* **PROMPT**: Word for word, transcribe every line from the one holding "Extract all readable text from this page." through the end of the records, but not the pictures.

Data extracted from a collection:
· · · · · · ·

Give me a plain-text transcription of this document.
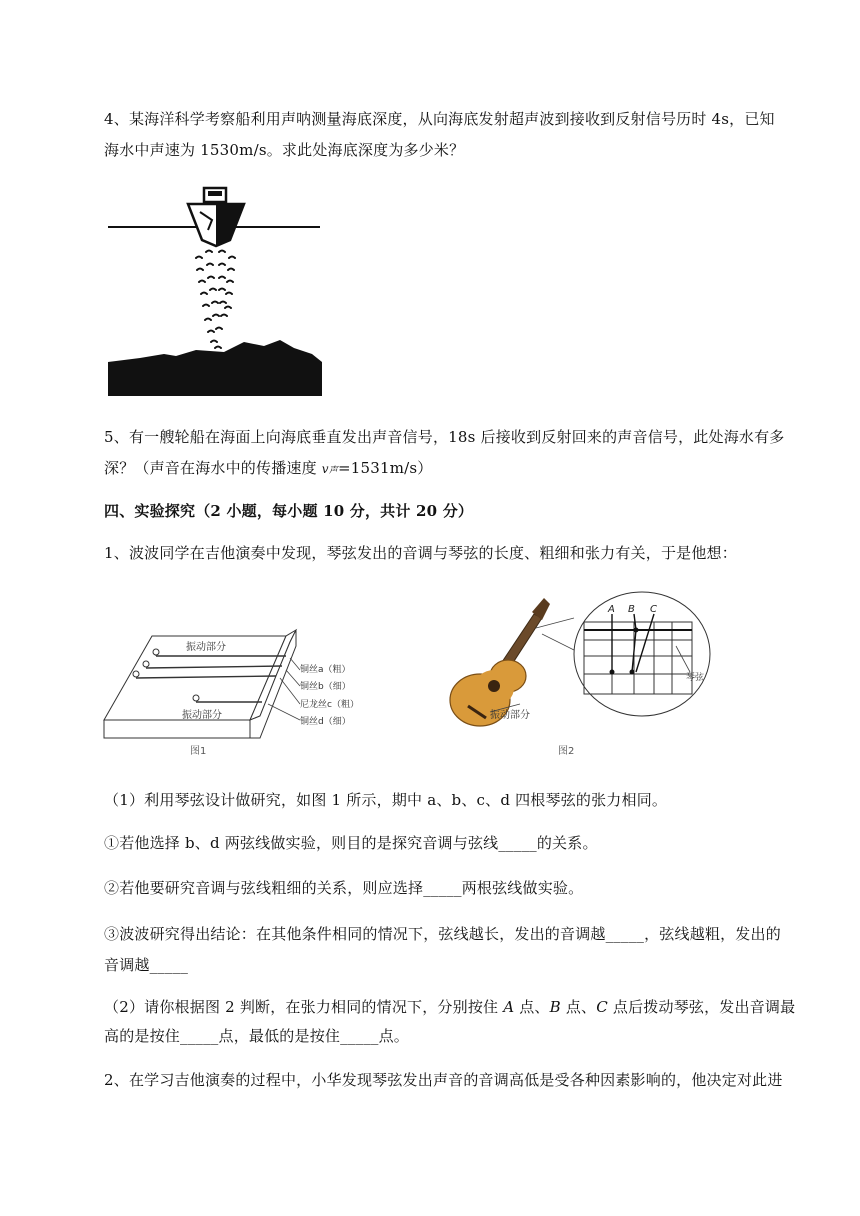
4、某海洋科学考察船利用声呐测量海底深度，从向海底发射超声波到接收到反射信号历时 4s，已知
海水中声速为 1530m/s。求此处海底深度为多少米？
5、有一艘轮船在海面上向海底垂直发出声音信号，18s 后接收到反射回来的声音信号，此处海水有多
深？（声音在海水中的传播速度 v声=1531m/s）
四、实验探究（2 小题，每小题 10 分，共计 20 分）
1、波波同学在吉他演奏中发现，琴弦发出的音调与琴弦的长度、粗细和张力有关，于是他想：
振动部分
振动部分
铜丝a（粗）
铜丝b（细）
尼龙丝c（粗）
铜丝d（细）
图1
A B C
琴弦
振动部分
图2
（1）利用琴弦设计做研究，如图 1 所示，期中 a、b、c、d 四根琴弦的张力相同。
①若他选择 b、d 两弦线做实验，则目的是探究音调与弦线_____的关系。
②若他要研究音调与弦线粗细的关系，则应选择_____两根弦线做实验。
③波波研究得出结论：在其他条件相同的情况下，弦线越长，发出的音调越_____，弦线越粗，发出的
音调越_____
（2）请你根据图 2 判断，在张力相同的情况下，分别按住 A 点、B 点、C 点后拨动琴弦，发出音调最
高的是按住_____点，最低的是按住_____点。
2、在学习吉他演奏的过程中，小华发现琴弦发出声音的音调高低是受各种因素影响的，他决定对此进
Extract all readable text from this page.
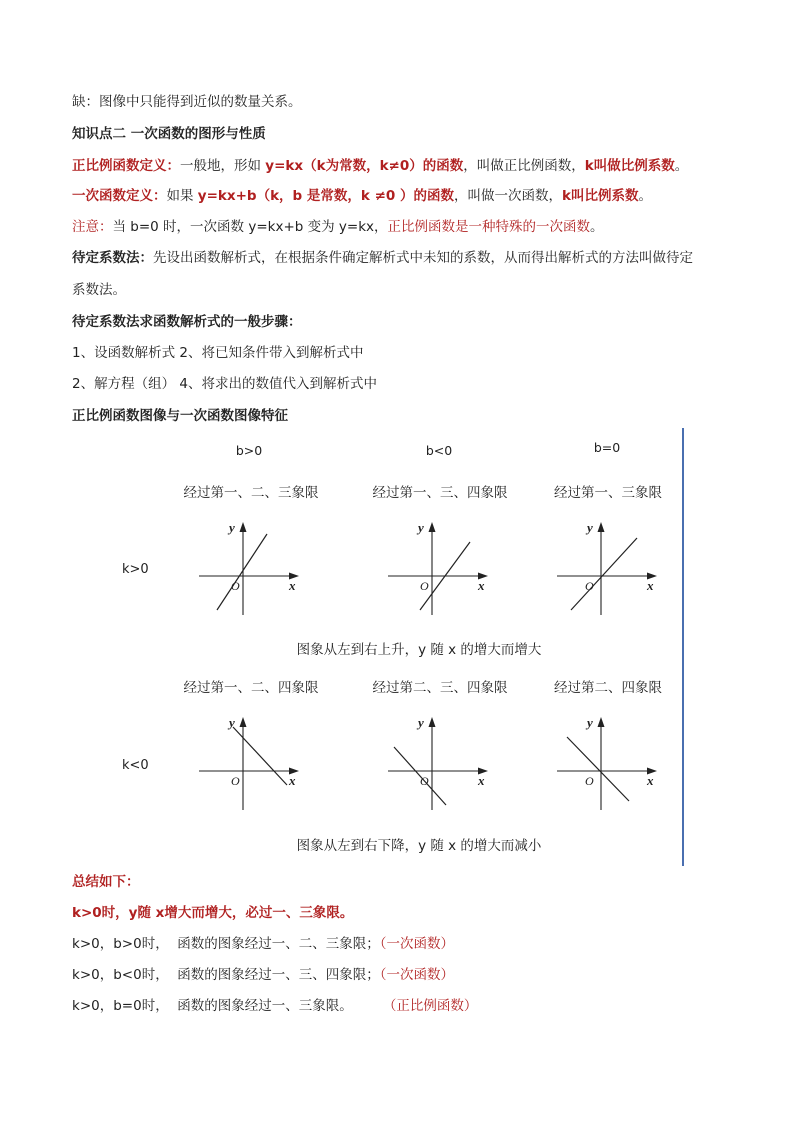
缺：图像中只能得到近似的数量关系。
知识点二 一次函数的图形与性质
正比例函数定义：一般地，形如 y=kx（k为常数，k≠0）的函数，叫做正比例函数，k叫做比例系数。
一次函数定义：如果 y=kx+b（k，b 是常数，k ≠0 ）的函数，叫做一次函数，k叫比例系数。
注意：当 b=0 时，一次函数 y=kx+b 变为 y=kx，正比例函数是一种特殊的一次函数。
待定系数法：先设出函数解析式，在根据条件确定解析式中未知的系数，从而得出解析式的方法叫做待定
系数法。
待定系数法求函数解析式的一般步骤：
1、设函数解析式 2、将已知条件带入到解析式中
2、解方程（组） 4、将求出的数值代入到解析式中
正比例函数图像与一次函数图像特征
b>0	b<0	b=0
经过第一、二、三象限	经过第一、三、四象限	经过第一、三象限
k>0
y
x
O
y
x
O
y
x
O
图象从左到右上升，y 随 x 的增大而增大
经过第一、二、四象限	经过第二、三、四象限	经过第二、四象限
k<0
y
x
O
y
x
O
y
x
O
图象从左到右下降，y 随 x 的增大而减小
总结如下：
k>0时，y随 x增大而增大，必过一、三象限。
k>0，b>0时， 函数的图象经过一、二、三象限；（一次函数）
k>0，b<0时， 函数的图象经过一、三、四象限；（一次函数）
k>0，b=0时， 函数的图象经过一、三象限。 （正比例函数）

· · · · · · ·

* **OUTPUT OF THE TASK**:
Extract all readable text from this page.
缺：图像中只能得到近似的数量关系。
知识点二 一次函数的图形与性质
正比例函数定义：一般地，形如 y=kx（k为常数，k≠0）的函数，叫做正比例函数，k叫做比例系数。
一次函数定义：如果 y=kx+b（k，b 是常数，k ≠0 ）的函数，叫做一次函数，k叫比例系数。
注意：当 b=0 时，一次函数 y=kx+b 变为 y=kx，正比例函数是一种特殊的一次函数。
待定系数法：先设出函数解析式，在根据条件确定解析式中未知的系数，从而得出解析式的方法叫做待定
系数法。
待定系数法求函数解析式的一般步骤：
1、设函数解析式 2、将已知条件带入到解析式中
2、解方程（组） 4、将求出的数值代入到解析式中
正比例函数图像与一次函数图像特征
b>0	b<0	b=0
经过第一、二、三象限	经过第一、三、四象限	经过第一、三象限
k>0
y
x
O
y
x
O
y
x
O
图象从左到右上升，y 随 x 的增大而增大
经过第一、二、四象限	经过第二、三、四象限	经过第二、四象限
k<0
y
x
O
y
x
O
y
x
O
图象从左到右下降，y 随 x 的增大而减小
总结如下：
k>0时，y随 x增大而增大，必过一、三象限。
k>0，b>0时， 函数的图象经过一、二、三象限；（一次函数）
k>0，b<0时， 函数的图象经过一、三、四象限；（一次函数）
k>0，b=0时， 函数的图象经过一、三象限。 （正比例函数）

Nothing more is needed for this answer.